• Task prompt: Wherever the string "scores" appears, copy the whole line.

• Records excerpted from a collection:
++++++++++

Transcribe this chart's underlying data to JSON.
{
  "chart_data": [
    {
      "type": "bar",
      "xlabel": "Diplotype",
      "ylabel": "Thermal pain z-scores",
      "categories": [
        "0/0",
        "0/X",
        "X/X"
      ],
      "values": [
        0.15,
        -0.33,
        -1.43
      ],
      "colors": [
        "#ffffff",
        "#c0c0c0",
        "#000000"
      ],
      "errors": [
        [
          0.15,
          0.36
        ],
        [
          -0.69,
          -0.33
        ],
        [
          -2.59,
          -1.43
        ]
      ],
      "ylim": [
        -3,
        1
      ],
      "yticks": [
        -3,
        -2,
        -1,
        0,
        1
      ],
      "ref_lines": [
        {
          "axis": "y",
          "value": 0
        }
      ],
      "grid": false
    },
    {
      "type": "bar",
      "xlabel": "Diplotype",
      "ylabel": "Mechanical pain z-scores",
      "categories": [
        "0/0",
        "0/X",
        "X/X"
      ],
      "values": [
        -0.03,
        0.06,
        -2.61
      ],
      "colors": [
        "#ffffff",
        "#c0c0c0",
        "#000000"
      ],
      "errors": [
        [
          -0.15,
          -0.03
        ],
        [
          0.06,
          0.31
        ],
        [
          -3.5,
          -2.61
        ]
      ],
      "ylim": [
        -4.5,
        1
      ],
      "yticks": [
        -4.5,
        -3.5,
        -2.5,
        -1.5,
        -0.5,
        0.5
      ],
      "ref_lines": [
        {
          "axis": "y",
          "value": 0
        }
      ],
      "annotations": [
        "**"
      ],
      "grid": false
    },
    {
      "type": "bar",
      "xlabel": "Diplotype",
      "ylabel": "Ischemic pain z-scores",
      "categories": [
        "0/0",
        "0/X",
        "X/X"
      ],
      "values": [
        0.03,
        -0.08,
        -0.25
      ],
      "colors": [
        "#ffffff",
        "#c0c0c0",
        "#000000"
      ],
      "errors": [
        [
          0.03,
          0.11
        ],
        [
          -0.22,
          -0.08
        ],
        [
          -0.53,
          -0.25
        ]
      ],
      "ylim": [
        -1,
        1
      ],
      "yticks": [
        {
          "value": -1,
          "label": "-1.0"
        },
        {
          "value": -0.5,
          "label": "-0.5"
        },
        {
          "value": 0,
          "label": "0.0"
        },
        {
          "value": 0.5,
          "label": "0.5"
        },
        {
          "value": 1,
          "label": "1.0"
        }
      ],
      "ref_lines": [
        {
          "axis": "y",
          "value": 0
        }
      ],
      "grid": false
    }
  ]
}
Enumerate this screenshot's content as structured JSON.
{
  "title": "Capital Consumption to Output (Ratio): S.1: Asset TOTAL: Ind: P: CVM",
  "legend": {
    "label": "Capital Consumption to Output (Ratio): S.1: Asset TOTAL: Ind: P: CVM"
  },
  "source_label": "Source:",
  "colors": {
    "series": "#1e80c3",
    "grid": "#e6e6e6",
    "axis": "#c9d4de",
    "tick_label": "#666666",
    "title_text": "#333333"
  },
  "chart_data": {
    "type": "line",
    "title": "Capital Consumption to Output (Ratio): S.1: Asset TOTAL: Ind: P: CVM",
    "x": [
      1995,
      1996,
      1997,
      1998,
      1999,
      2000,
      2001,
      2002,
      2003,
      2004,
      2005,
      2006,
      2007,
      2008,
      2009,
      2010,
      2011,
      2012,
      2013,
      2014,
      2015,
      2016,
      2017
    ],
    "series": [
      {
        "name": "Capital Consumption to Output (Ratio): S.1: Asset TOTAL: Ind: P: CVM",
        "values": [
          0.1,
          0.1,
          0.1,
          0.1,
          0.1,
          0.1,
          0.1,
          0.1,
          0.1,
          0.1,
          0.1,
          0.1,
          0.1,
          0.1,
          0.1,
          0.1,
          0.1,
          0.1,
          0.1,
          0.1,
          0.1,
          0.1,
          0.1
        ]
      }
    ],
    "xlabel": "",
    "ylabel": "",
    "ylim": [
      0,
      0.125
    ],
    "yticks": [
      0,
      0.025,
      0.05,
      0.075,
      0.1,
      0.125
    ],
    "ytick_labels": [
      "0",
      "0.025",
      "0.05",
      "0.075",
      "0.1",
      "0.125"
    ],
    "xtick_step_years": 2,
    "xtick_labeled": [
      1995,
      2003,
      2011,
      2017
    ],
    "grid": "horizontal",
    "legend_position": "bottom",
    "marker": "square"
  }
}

++++++++++

• Exercise response:
      "ylabel": "Thermal pain z-scores",
      "ylabel": "Mechanical pain z-scores",
      "ylabel": "Ischemic pain z-scores",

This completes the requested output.